> Exercise objective:
Transcribe each record word for word. Skip the images.

> Material supplied:
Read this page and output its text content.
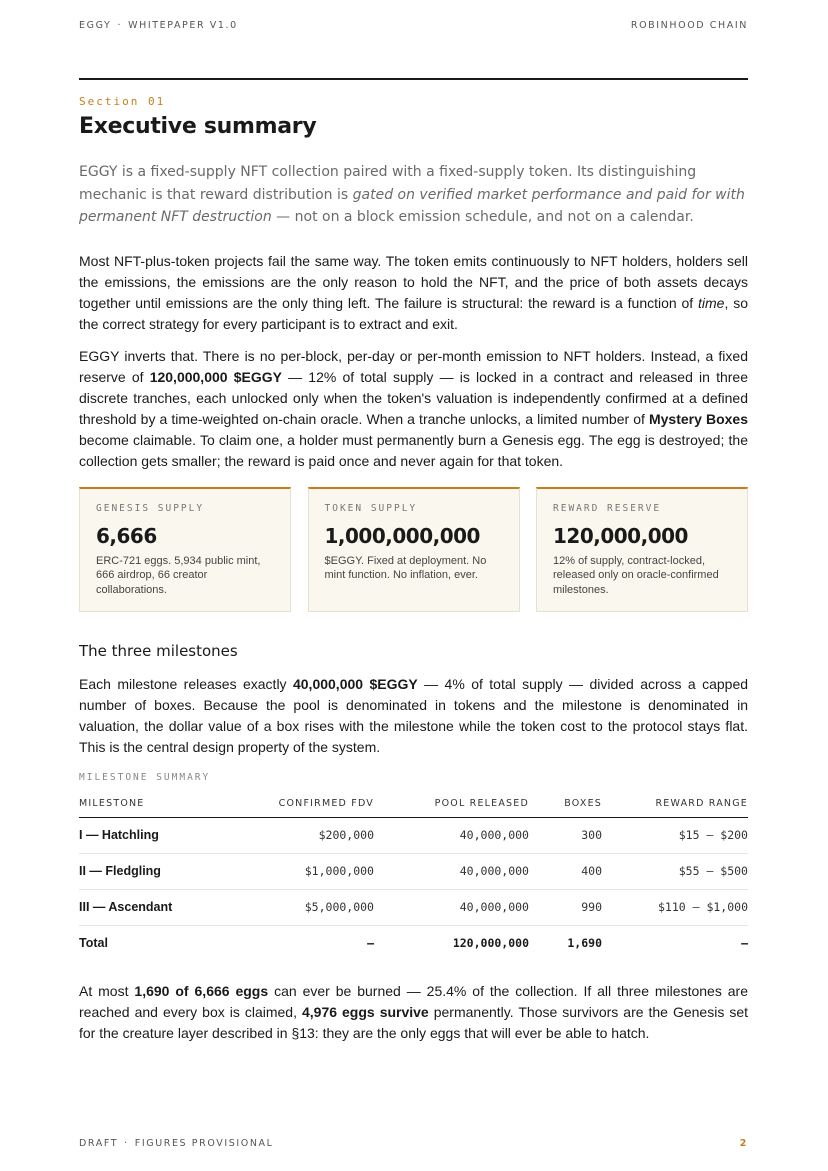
EGGY · WHITEPAPER V1.0	ROBINHOOD CHAIN
Section 01
Executive summary

EGGY is a fixed-supply NFT collection paired with a fixed-supply token. Its distinguishing mechanic is that reward distribution is gated on verified market performance and paid for with permanent NFT destruction — not on a block emission schedule, and not on a calendar.

Most NFT-plus-token projects fail the same way. The token emits continuously to NFT holders, holders sell the emissions, the emissions are the only reason to hold the NFT, and the price of both assets decays together until emissions are the only thing left. The failure is structural: the reward is a function of time, so the correct strategy for every participant is to extract and exit.

EGGY inverts that. There is no per-block, per-day or per-month emission to NFT holders. Instead, a fixed reserve of 120,000,000 $EGGY — 12% of total supply — is locked in a contract and released in three discrete tranches, each unlocked only when the token's valuation is independently confirmed at a defined threshold by a time-weighted on-chain oracle. When a tranche unlocks, a limited number of Mystery Boxes become claimable. To claim one, a holder must permanently burn a Genesis egg. The egg is destroyed; the collection gets smaller; the reward is paid once and never again for that token.

GENESIS SUPPLY
6,666
ERC-721 eggs. 5,934 public mint, 666 airdrop, 66 creator collaborations.
TOKEN SUPPLY
1,000,000,000
$EGGY. Fixed at deployment. No mint function. No inflation, ever.
REWARD RESERVE
120,000,000
12% of supply, contract-locked, released only on oracle-confirmed milestones.
The three milestones

Each milestone releases exactly 40,000,000 $EGGY — 4% of total supply — divided across a capped number of boxes. Because the pool is denominated in tokens and the milestone is denominated in valuation, the dollar value of a box rises with the milestone while the token cost to the protocol stays flat. This is the central design property of the system.

MILESTONE SUMMARY
MILESTONE	CONFIRMED FDV	POOL RELEASED	BOXES	REWARD RANGE
I — Hatchling	$200,000	40,000,000	300	$15 – $200
II — Fledgling	$1,000,000	40,000,000	400	$55 – $500
III — Ascendant	$5,000,000	40,000,000	990	$110 – $1,000
Total	—	120,000,000	1,690	—

At most 1,690 of 6,666 eggs can ever be burned — 25.4% of the collection. If all three milestones are reached and every box is claimed, 4,976 eggs survive permanently. Those survivors are the Genesis set for the creature layer described in §13: they are the only eggs that will ever be able to hatch.

DRAFT · FIGURES PROVISIONAL	2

> Written response:
Read this page and output its text content.
EGGY · WHITEPAPER V1.0	ROBINHOOD CHAIN
Section 01
Executive summary

EGGY is a fixed-supply NFT collection paired with a fixed-supply token. Its distinguishing mechanic is that reward distribution is gated on verified market performance and paid for with permanent NFT destruction — not on a block emission schedule, and not on a calendar.

Most NFT-plus-token projects fail the same way. The token emits continuously to NFT holders, holders sell the emissions, the emissions are the only reason to hold the NFT, and the price of both assets decays together until emissions are the only thing left. The failure is structural: the reward is a function of time, so the correct strategy for every participant is to extract and exit.

EGGY inverts that. There is no per-block, per-day or per-month emission to NFT holders. Instead, a fixed reserve of 120,000,000 $EGGY — 12% of total supply — is locked in a contract and released in three discrete tranches, each unlocked only when the token's valuation is independently confirmed at a defined threshold by a time-weighted on-chain oracle. When a tranche unlocks, a limited number of Mystery Boxes become claimable. To claim one, a holder must permanently burn a Genesis egg. The egg is destroyed; the collection gets smaller; the reward is paid once and never again for that token.

GENESIS SUPPLY
6,666
ERC-721 eggs. 5,934 public mint, 666 airdrop, 66 creator collaborations.
TOKEN SUPPLY
1,000,000,000
$EGGY. Fixed at deployment. No mint function. No inflation, ever.
REWARD RESERVE
120,000,000
12% of supply, contract-locked, released only on oracle-confirmed milestones.
The three milestones

Each milestone releases exactly 40,000,000 $EGGY — 4% of total supply — divided across a capped number of boxes. Because the pool is denominated in tokens and the milestone is denominated in valuation, the dollar value of a box rises with the milestone while the token cost to the protocol stays flat. This is the central design property of the system.

MILESTONE SUMMARY
MILESTONE	CONFIRMED FDV	POOL RELEASED	BOXES	REWARD RANGE
I — Hatchling	$200,000	40,000,000	300	$15 – $200
II — Fledgling	$1,000,000	40,000,000	400	$55 – $500
III — Ascendant	$5,000,000	40,000,000	990	$110 – $1,000
Total	—	120,000,000	1,690	—

At most 1,690 of 6,666 eggs can ever be burned — 25.4% of the collection. If all three milestones are reached and every box is claimed, 4,976 eggs survive permanently. Those survivors are the Genesis set for the creature layer described in §13: they are the only eggs that will ever be able to hatch.

DRAFT · FIGURES PROVISIONAL	2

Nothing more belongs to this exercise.